[Start]

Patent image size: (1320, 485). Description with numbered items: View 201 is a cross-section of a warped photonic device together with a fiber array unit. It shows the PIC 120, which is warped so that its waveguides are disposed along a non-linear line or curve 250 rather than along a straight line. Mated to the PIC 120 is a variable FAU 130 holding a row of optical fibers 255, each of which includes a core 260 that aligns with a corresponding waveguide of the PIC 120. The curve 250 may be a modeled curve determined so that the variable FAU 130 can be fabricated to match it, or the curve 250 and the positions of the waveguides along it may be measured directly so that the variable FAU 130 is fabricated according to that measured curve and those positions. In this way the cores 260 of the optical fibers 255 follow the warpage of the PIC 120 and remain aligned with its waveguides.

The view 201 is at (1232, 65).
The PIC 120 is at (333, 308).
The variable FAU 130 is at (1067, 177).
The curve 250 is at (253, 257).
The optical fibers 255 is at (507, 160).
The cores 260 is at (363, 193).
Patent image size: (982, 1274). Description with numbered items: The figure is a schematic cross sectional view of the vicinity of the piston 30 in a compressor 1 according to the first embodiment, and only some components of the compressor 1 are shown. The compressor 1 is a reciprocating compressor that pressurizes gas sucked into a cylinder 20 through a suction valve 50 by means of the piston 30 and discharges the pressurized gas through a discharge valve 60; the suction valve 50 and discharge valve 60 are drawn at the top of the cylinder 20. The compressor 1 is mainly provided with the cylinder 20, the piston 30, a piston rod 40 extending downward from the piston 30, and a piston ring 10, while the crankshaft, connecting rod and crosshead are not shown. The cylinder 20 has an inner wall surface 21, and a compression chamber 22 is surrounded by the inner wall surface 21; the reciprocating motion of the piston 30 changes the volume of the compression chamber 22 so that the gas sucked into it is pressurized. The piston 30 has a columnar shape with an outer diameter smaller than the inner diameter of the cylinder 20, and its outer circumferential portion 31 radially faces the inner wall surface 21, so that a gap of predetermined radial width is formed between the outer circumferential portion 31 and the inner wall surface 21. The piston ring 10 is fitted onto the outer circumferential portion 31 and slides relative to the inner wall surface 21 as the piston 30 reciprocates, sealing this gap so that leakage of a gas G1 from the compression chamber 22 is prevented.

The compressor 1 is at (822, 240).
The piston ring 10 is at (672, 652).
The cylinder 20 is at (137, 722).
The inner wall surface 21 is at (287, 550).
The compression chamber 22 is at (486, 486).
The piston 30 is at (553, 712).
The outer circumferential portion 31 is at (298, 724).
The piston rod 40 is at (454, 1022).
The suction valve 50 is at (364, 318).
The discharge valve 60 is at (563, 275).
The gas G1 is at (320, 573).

[End]

» WHAT THE EXERCISE ASKS
Return every item above verbatim, reproducing each line without any change.

» ANSWER TO THE EXERCISE
Patent image size: (1320, 485). Description with numbered items: View 201 is a cross-section of a warped photonic device together with a fiber array unit. It shows the PIC 120, which is warped so that its waveguides are disposed along a non-linear line or curve 250 rather than along a straight line. Mated to the PIC 120 is a variable FAU 130 holding a row of optical fibers 255, each of which includes a core 260 that aligns with a corresponding waveguide of the PIC 120. The curve 250 may be a modeled curve determined so that the variable FAU 130 can be fabricated to match it, or the curve 250 and the positions of the waveguides along it may be measured directly so that the variable FAU 130 is fabricated according to that measured curve and those positions. In this way the cores 260 of the optical fibers 255 follow the warpage of the PIC 120 and remain aligned with its waveguides.

The view 201 is at (1232, 65).
The PIC 120 is at (333, 308).
The variable FAU 130 is at (1067, 177).
The curve 250 is at (253, 257).
The optical fibers 255 is at (507, 160).
The cores 260 is at (363, 193).
Patent image size: (982, 1274). Description with numbered items: The figure is a schematic cross sectional view of the vicinity of the piston 30 in a compressor 1 according to the first embodiment, and only some components of the compressor 1 are shown. The compressor 1 is a reciprocating compressor that pressurizes gas sucked into a cylinder 20 through a suction valve 50 by means of the piston 30 and discharges the pressurized gas through a discharge valve 60; the suction valve 50 and discharge valve 60 are drawn at the top of the cylinder 20. The compressor 1 is mainly provided with the cylinder 20, the piston 30, a piston rod 40 extending downward from the piston 30, and a piston ring 10, while the crankshaft, connecting rod and crosshead are not shown. The cylinder 20 has an inner wall surface 21, and a compression chamber 22 is surrounded by the inner wall surface 21; the reciprocating motion of the piston 30 changes the volume of the compression chamber 22 so that the gas sucked into it is pressurized. The piston 30 has a columnar shape with an outer diameter smaller than the inner diameter of the cylinder 20, and its outer circumferential portion 31 radially faces the inner wall surface 21, so that a gap of predetermined radial width is formed between the outer circumferential portion 31 and the inner wall surface 21. The piston ring 10 is fitted onto the outer circumferential portion 31 and slides relative to the inner wall surface 21 as the piston 30 reciprocates, sealing this gap so that leakage of a gas G1 from the compression chamber 22 is prevented.

The compressor 1 is at (822, 240).
The piston ring 10 is at (672, 652).
The cylinder 20 is at (137, 722).
The inner wall surface 21 is at (287, 550).
The compression chamber 22 is at (486, 486).
The piston 30 is at (553, 712).
The outer circumferential portion 31 is at (298, 724).
The piston rod 40 is at (454, 1022).
The suction valve 50 is at (364, 318).
The discharge valve 60 is at (563, 275).
The gas G1 is at (320, 573).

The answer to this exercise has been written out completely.